Records from a collection
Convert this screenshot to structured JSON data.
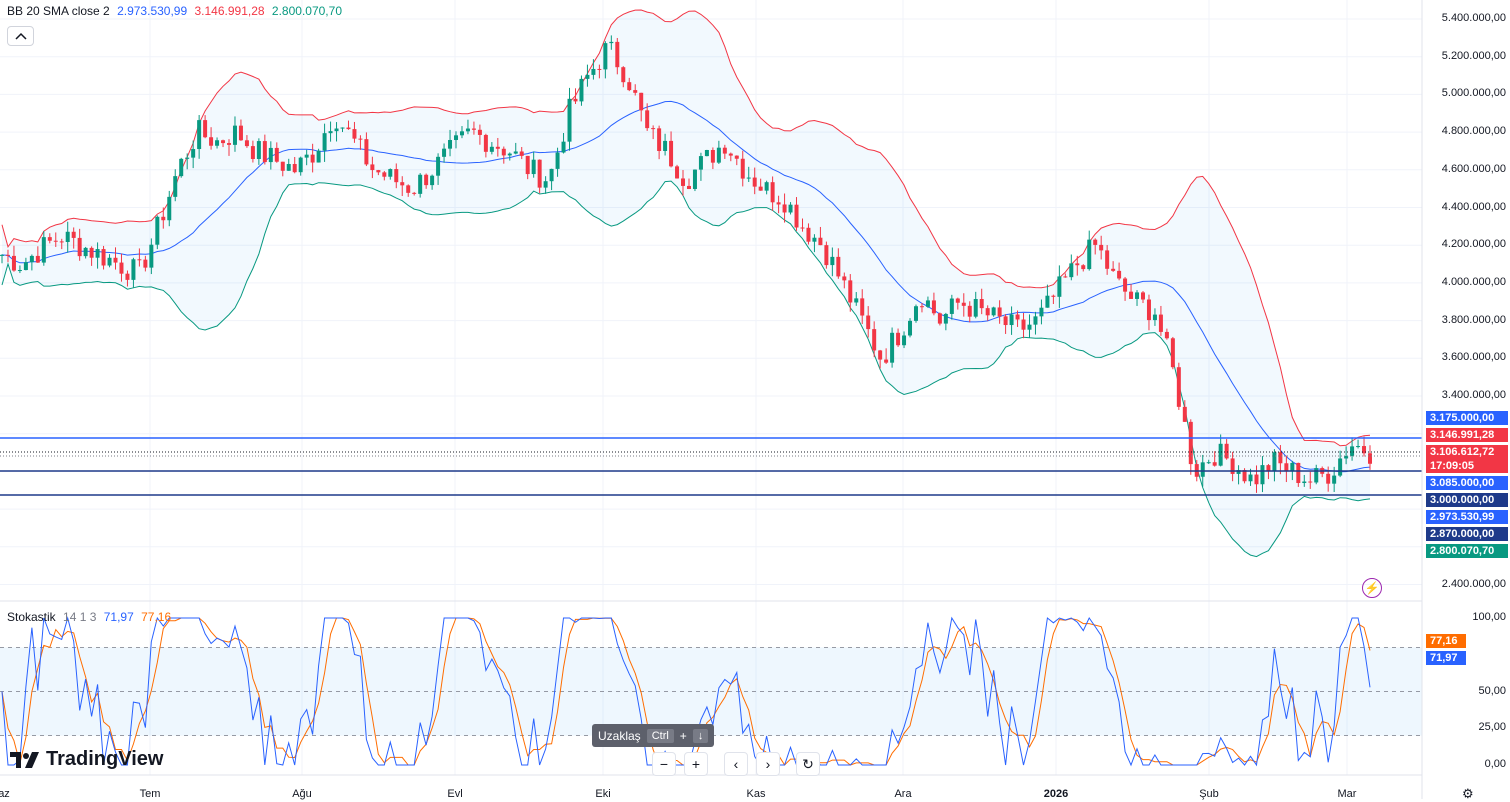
{
  "legend": {
    "indicator": "BB 20 SMA close 2",
    "basis": "2.973.530,99",
    "upper": "3.146.991,28",
    "lower": "2.800.070,70",
    "colors": {
      "basis": "#2962ff",
      "upper": "#f23645",
      "lower": "#089981"
    }
  },
  "stoch_legend": {
    "name": "Stokastik",
    "params": "14 1 3",
    "k": "71,97",
    "d": "77,16",
    "colors": {
      "k": "#2962ff",
      "d": "#ff6d00"
    }
  },
  "price_axis": [
    "5.400.000,00",
    "5.200.000,00",
    "5.000.000,00",
    "4.800.000,00",
    "4.600.000,00",
    "4.400.000,00",
    "4.200.000,00",
    "4.000.000,00",
    "3.800.000,00",
    "3.600.000,00",
    "3.400.000,00",
    "2.400.000,00"
  ],
  "price_tags": [
    {
      "text": "3.175.000,00",
      "color": "#2962ff"
    },
    {
      "text": "3.146.991,28",
      "color": "#f23645"
    },
    {
      "text": "3.106.612,72",
      "color": "#f23645"
    },
    {
      "text": "17:09:05",
      "color": "#f23645"
    },
    {
      "text": "3.085.000,00",
      "color": "#2962ff"
    },
    {
      "text": "3.000.000,00",
      "color": "#1e3a8a"
    },
    {
      "text": "2.973.530,99",
      "color": "#2962ff"
    },
    {
      "text": "2.870.000,00",
      "color": "#1e3a8a"
    },
    {
      "text": "2.800.070,70",
      "color": "#089981"
    }
  ],
  "stoch_axis": [
    "100,00",
    "50,00",
    "25,00",
    "0,00"
  ],
  "stoch_tags": [
    {
      "text": "77,16",
      "color": "#ff6d00"
    },
    {
      "text": "71,97",
      "color": "#2962ff"
    }
  ],
  "time_axis": [
    "az",
    "Tem",
    "Ağu",
    "Evl",
    "Eki",
    "Kas",
    "Ara",
    "2026",
    "Şub",
    "Mar"
  ],
  "zoom_hint": {
    "label": "Uzaklaş",
    "key": "Ctrl",
    "plus": "+",
    "arrow": "↓"
  },
  "nav": {
    "minus": "−",
    "plus": "+",
    "left": "‹",
    "right": "›",
    "reset": "↻"
  },
  "logo": "TradingView",
  "chart_data": {
    "type": "candlestick",
    "price_range": [
      2300000,
      5500000
    ],
    "horizontal_levels": [
      3175000,
      3085000,
      3000000
    ],
    "close_trend": [
      4150000,
      4100000,
      4180000,
      4250000,
      4200000,
      4150000,
      4100000,
      4050000,
      4300000,
      4600000,
      4800000,
      4750000,
      4800000,
      4700000,
      4650000,
      4600000,
      4700000,
      4900000,
      4750000,
      4600000,
      4550000,
      4500000,
      4600000,
      4700000,
      4800000,
      4750000,
      4700000,
      4600000,
      4550000,
      4900000,
      5100000,
      5250000,
      5100000,
      4800000,
      4700000,
      4550000,
      4650000,
      4750000,
      4600000,
      4500000,
      4450000,
      4300000,
      4200000,
      4000000,
      3800000,
      3600000,
      3750000,
      3950000,
      3800000,
      3900000,
      3850000,
      3800000,
      3750000,
      3800000,
      3950000,
      4100000,
      4200000,
      4000000,
      3900000,
      3850000,
      3500000,
      3000000,
      3100000,
      3050000,
      2950000,
      3050000,
      3000000,
      2950000,
      3000000,
      3150000,
      3106612
    ]
  }
}
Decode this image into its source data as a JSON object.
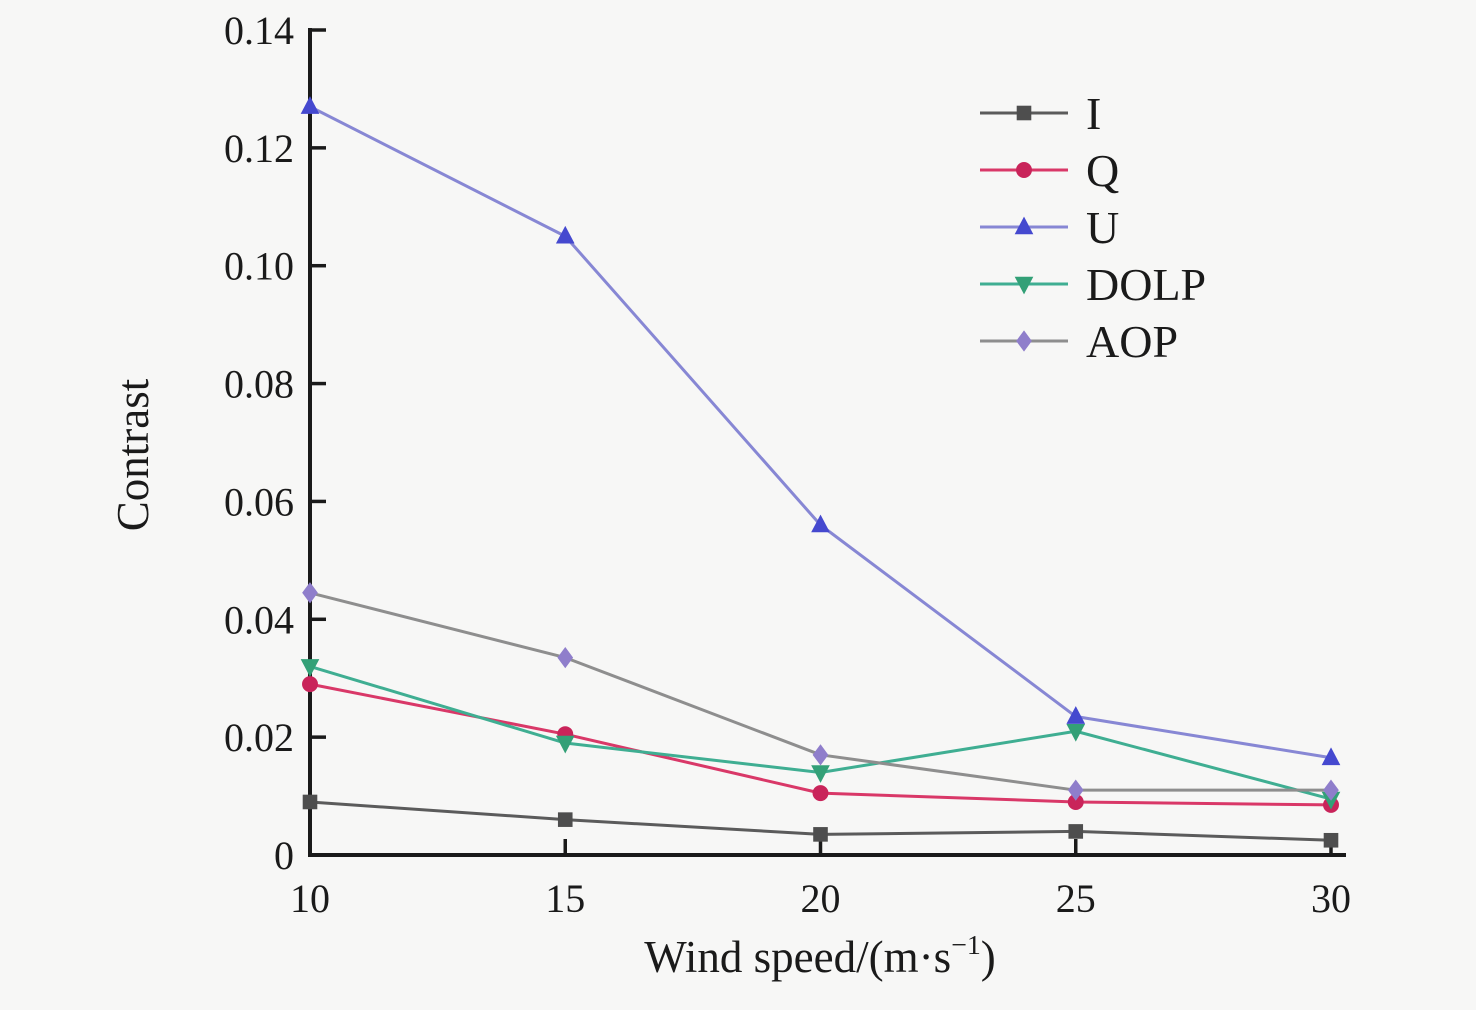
{
  "figure": {
    "background_color": "#f7f7f6",
    "axis_color": "#1a1a1a"
  },
  "chart_data": {
    "type": "line",
    "title": "",
    "xlabel_parts": {
      "prefix": "Wind speed/(m·s",
      "superscript": "−1",
      "suffix": ")"
    },
    "xlabel_full": "Wind speed/(m·s⁻¹)",
    "ylabel": "Contrast",
    "x": [
      10,
      15,
      20,
      25,
      30
    ],
    "xtick_labels": [
      "10",
      "15",
      "20",
      "25",
      "30"
    ],
    "xlim": [
      10,
      30
    ],
    "yticks": [
      0,
      0.02,
      0.04,
      0.06,
      0.08,
      0.1,
      0.12,
      0.14
    ],
    "ytick_labels": [
      "0",
      "0.02",
      "0.04",
      "0.06",
      "0.08",
      "0.10",
      "0.12",
      "0.14"
    ],
    "ylim": [
      0,
      0.14
    ],
    "grid": false,
    "legend_position": "top-right",
    "legend_frame": false,
    "series": [
      {
        "name": "I",
        "marker": "square",
        "line_color": "#5b5b5b",
        "marker_color": "#4e4e4e",
        "values": [
          0.009,
          0.006,
          0.0035,
          0.004,
          0.0025
        ]
      },
      {
        "name": "Q",
        "marker": "circle",
        "line_color": "#d93868",
        "marker_color": "#c9245a",
        "values": [
          0.029,
          0.0205,
          0.0105,
          0.009,
          0.0085
        ]
      },
      {
        "name": "U",
        "marker": "triangle-up",
        "line_color": "#8787d4",
        "marker_color": "#4549cf",
        "values": [
          0.127,
          0.105,
          0.056,
          0.0235,
          0.0165
        ]
      },
      {
        "name": "DOLP",
        "marker": "triangle-down",
        "line_color": "#3fae92",
        "marker_color": "#33a077",
        "values": [
          0.032,
          0.019,
          0.014,
          0.021,
          0.0095
        ]
      },
      {
        "name": "AOP",
        "marker": "diamond",
        "line_color": "#8e8e8e",
        "marker_color": "#8f7ecb",
        "values": [
          0.0445,
          0.0335,
          0.017,
          0.011,
          0.011
        ]
      }
    ]
  }
}
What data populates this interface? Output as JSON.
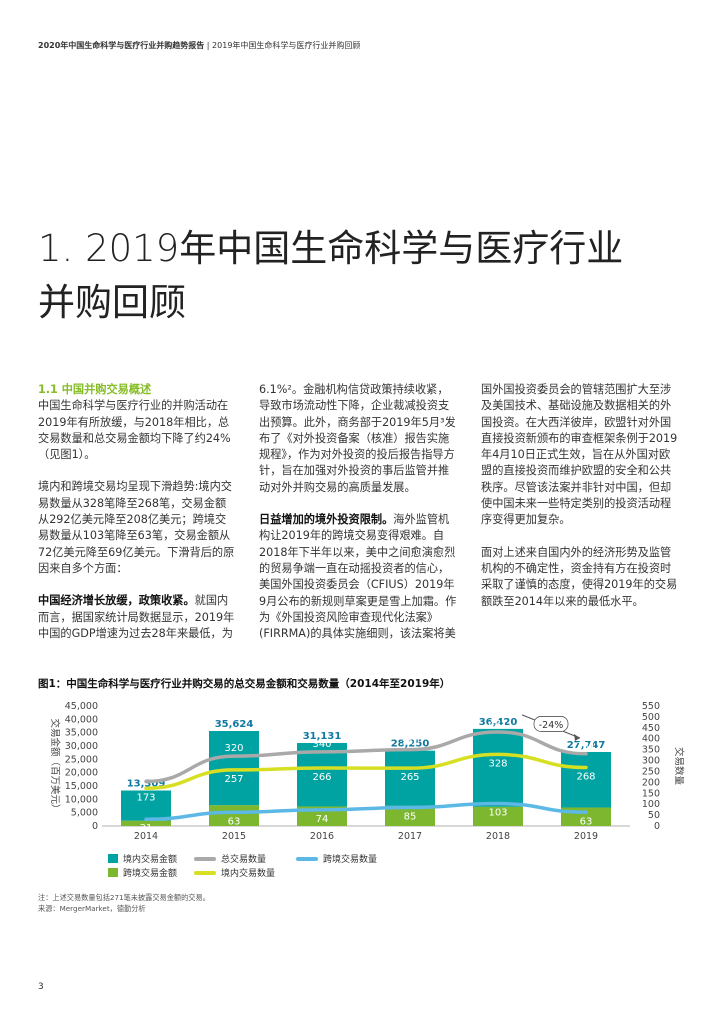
{
  "header": {
    "report": "2020年中国生命科学与医疗行业并购趋势报告",
    "sep": " | ",
    "section": "2019年中国生命科学与医疗行业并购回顾"
  },
  "title_line1": "1. 2019年中国生命科学与医疗行业",
  "title_line2": "并购回顾",
  "col1": {
    "subhead": "1.1 中国并购交易概述",
    "p1": "中国生命科学与医疗行业的并购活动在2019年有所放缓，与2018年相比，总交易数量和总交易金额均下降了约24%（见图1）。",
    "p2": "境内和跨境交易均呈现下滑趋势:境内交易数量从328笔降至268笔，交易金额从292亿美元降至208亿美元；跨境交易数量从103笔降至63笔，交易金额从72亿美元降至69亿美元。下滑背后的原因来自多个方面：",
    "p3_bold": "中国经济增长放缓，政策收紧。",
    "p3": "就国内而言，据国家统计局数据显示，2019年中国的GDP增速为过去28年来最低，为"
  },
  "col2": {
    "p1": "6.1%²。金融机构信贷政策持续收紧，导致市场流动性下降，企业裁减投资支出预算。此外，商务部于2019年5月³发布了《对外投资备案（核准）报告实施规程》，作为对外投资的投后报告指导方针，旨在加强对外投资的事后监管并推动对外并购交易的高质量发展。",
    "p2_bold": "日益增加的境外投资限制。",
    "p2": "海外监管机构让2019年的跨境交易变得艰难。自2018年下半年以来，美中之间愈演愈烈的贸易争端一直在动摇投资者的信心，美国外国投资委员会（CFIUS）2019年9月公布的新规则草案更是雪上加霜。作为《外国投资风险审查现代化法案》(FIRRMA)的具体实施细则，该法案将美"
  },
  "col3": {
    "p1": "国外国投资委员会的管辖范围扩大至涉及美国技术、基础设施及数据相关的外国投资。在大西洋彼岸，欧盟针对外国直接投资新颁布的审查框架条例于2019年4月10日正式生效，旨在从外国对欧盟的直接投资而维护欧盟的安全和公共秩序。尽管该法案并非针对中国，但却使中国未来一些特定类别的投资活动程序变得更加复杂。",
    "p2": "面对上述来自国内外的经济形势及监管机构的不确定性，资金持有方在投资时采取了谨慎的态度，使得2019年的交易额跌至2014年以来的最低水平。"
  },
  "figure_title": "图1：中国生命科学与医疗行业并购交易的总交易金额和交易数量（2014年至2019年）",
  "colors": {
    "teal": "#00A3A1",
    "green": "#7DB72F",
    "gray": "#A9A9A9",
    "lime": "#D7DF23",
    "blue": "#5CB8E4",
    "brand_green": "#86BC25"
  },
  "chart_data": {
    "type": "bar",
    "categories": [
      "2014",
      "2015",
      "2016",
      "2017",
      "2018",
      "2019"
    ],
    "y_left_label": "交易金额（百万美元）",
    "y_right_label": "交易数量",
    "y_left_ticks": [
      "0",
      "5,000",
      "10,000",
      "15,000",
      "20,000",
      "25,000",
      "30,000",
      "35,000",
      "40,000",
      "45,000"
    ],
    "y_right_ticks": [
      "0",
      "50",
      "100",
      "150",
      "200",
      "250",
      "300",
      "350",
      "400",
      "450",
      "500",
      "550"
    ],
    "ylim_left": [
      0,
      45000
    ],
    "ylim_right": [
      0,
      550
    ],
    "stacked_bars": [
      {
        "name": "境内交易金额",
        "color": "#00A3A1",
        "values": [
          11300,
          27800,
          23800,
          20700,
          29200,
          20800
        ]
      },
      {
        "name": "跨境交易金额",
        "color": "#7DB72F",
        "values": [
          2009,
          7824,
          7331,
          7550,
          7220,
          6947
        ]
      }
    ],
    "totals_labels": [
      "13,309",
      "35,624",
      "31,131",
      "28,250",
      "36,420",
      "27,747"
    ],
    "lines": [
      {
        "name": "总交易数量",
        "color": "#A9A9A9",
        "values": [
          204,
          320,
          340,
          350,
          431,
          331
        ],
        "label_above": true
      },
      {
        "name": "境内交易数量",
        "color": "#D7DF23",
        "values": [
          173,
          257,
          266,
          265,
          328,
          268
        ],
        "label_above": false
      },
      {
        "name": "跨境交易数量",
        "color": "#5CB8E4",
        "values": [
          31,
          63,
          74,
          85,
          103,
          63
        ],
        "label_above": false
      }
    ],
    "annotation": "-24%"
  },
  "legend": {
    "domestic_amount": "境内交易金额",
    "crossborder_amount": "跨境交易金额",
    "total_count": "总交易数量",
    "domestic_count": "境内交易数量",
    "crossborder_count": "跨境交易数量"
  },
  "note_line1": "注：上述交易数量包括271笔未披露交易金额的交易。",
  "note_line2": "来源：MergerMarket，德勤分析",
  "page_number": "3"
}
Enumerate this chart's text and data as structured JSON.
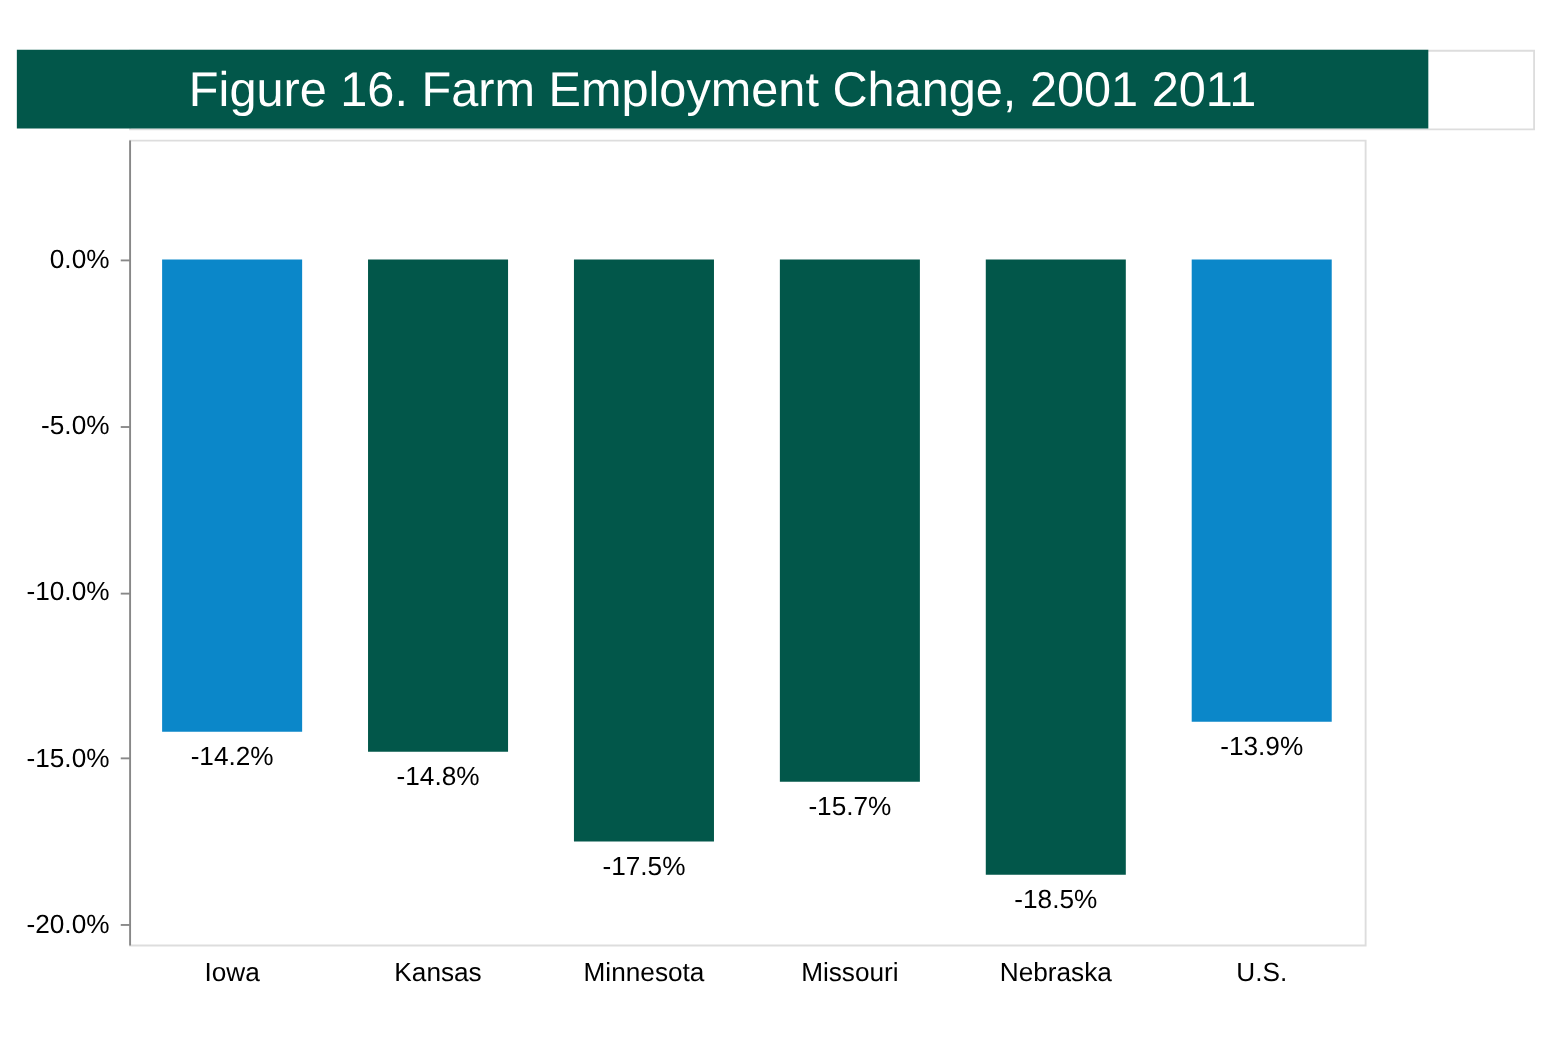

WHAT THE EXERCISE ASKS
How many of the lines above include the string "name"? Answer with the number only.

WRITTEN ANSWER
11